* Start Data shown *

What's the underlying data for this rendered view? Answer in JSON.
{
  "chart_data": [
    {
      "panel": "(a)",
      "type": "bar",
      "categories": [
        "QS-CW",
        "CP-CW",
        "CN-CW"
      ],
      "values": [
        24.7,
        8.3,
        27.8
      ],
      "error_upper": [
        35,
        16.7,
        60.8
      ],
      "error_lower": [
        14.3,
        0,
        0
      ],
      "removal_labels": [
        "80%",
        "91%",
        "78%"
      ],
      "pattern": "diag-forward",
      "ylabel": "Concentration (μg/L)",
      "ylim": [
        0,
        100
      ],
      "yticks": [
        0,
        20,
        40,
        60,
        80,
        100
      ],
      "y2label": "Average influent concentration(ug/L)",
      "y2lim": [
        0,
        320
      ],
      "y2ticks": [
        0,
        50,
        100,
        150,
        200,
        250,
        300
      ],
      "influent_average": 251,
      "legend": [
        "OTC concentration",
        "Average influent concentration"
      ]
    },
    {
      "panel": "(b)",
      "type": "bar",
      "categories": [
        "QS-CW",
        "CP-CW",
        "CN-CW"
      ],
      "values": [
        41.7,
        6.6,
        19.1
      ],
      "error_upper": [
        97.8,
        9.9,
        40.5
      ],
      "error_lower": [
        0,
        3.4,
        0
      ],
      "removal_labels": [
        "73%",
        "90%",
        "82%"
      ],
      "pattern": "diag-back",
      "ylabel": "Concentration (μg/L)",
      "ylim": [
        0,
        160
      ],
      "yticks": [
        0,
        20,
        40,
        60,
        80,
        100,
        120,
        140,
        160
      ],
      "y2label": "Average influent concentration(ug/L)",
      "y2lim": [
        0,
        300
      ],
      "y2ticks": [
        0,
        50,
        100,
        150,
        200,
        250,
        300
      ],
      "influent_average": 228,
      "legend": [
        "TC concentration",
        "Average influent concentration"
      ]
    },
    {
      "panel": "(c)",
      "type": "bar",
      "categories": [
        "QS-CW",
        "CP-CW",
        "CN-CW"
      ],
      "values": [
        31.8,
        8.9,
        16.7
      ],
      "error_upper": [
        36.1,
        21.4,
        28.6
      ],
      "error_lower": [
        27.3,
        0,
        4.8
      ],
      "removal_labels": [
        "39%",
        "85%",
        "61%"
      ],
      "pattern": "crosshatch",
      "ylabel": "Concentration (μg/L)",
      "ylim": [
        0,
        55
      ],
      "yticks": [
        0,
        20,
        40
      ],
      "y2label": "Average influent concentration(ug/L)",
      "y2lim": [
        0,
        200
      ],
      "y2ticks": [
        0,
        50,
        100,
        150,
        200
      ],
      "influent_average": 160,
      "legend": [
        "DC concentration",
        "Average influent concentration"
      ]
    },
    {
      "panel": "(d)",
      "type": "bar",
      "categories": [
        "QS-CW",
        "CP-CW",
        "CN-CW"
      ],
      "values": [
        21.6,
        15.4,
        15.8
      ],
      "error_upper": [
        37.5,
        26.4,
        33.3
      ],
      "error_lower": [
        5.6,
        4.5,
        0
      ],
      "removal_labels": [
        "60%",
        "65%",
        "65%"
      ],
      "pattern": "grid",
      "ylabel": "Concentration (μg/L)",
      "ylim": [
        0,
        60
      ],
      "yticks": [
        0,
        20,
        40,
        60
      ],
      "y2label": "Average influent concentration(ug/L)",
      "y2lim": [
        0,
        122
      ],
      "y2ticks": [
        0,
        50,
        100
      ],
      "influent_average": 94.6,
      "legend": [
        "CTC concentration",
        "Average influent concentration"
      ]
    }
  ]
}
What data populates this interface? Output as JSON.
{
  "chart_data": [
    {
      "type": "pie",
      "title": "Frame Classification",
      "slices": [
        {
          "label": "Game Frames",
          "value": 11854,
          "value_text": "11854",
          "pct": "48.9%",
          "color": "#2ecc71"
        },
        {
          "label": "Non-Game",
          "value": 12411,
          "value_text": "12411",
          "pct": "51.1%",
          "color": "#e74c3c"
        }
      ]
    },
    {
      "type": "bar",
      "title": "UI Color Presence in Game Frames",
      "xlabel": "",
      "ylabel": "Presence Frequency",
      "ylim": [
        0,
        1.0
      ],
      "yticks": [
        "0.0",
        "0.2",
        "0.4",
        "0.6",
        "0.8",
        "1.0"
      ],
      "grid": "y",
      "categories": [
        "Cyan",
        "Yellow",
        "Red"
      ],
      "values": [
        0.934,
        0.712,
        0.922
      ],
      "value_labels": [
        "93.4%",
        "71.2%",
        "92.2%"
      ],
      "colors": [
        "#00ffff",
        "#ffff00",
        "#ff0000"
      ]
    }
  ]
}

* End Data shown *

Stated task: From the data, list each line in which the string "title" appears.

Written response:
      "title": "Frame Classification",
      "title": "UI Color Presence in Game Frames",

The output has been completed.